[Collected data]

--------------------------------

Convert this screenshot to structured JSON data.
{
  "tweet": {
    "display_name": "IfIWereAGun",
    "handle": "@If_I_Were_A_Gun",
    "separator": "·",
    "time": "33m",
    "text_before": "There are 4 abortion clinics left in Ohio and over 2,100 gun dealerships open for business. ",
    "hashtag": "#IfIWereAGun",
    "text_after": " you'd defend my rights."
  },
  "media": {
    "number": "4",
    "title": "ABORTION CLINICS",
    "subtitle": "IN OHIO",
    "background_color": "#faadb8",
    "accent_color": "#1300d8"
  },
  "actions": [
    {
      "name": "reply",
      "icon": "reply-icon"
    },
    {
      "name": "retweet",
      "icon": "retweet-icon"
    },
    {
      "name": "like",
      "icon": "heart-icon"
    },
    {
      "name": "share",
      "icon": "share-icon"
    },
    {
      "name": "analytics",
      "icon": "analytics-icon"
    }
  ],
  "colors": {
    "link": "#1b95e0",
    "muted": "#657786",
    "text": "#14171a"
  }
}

--------------------------------

» EXERCISE DETAILS
Show all lines above holding "icon".

» RESPONSE
      "icon": "reply-icon"
      "icon": "retweet-icon"
      "icon": "heart-icon"
      "icon": "share-icon"
      "icon": "analytics-icon"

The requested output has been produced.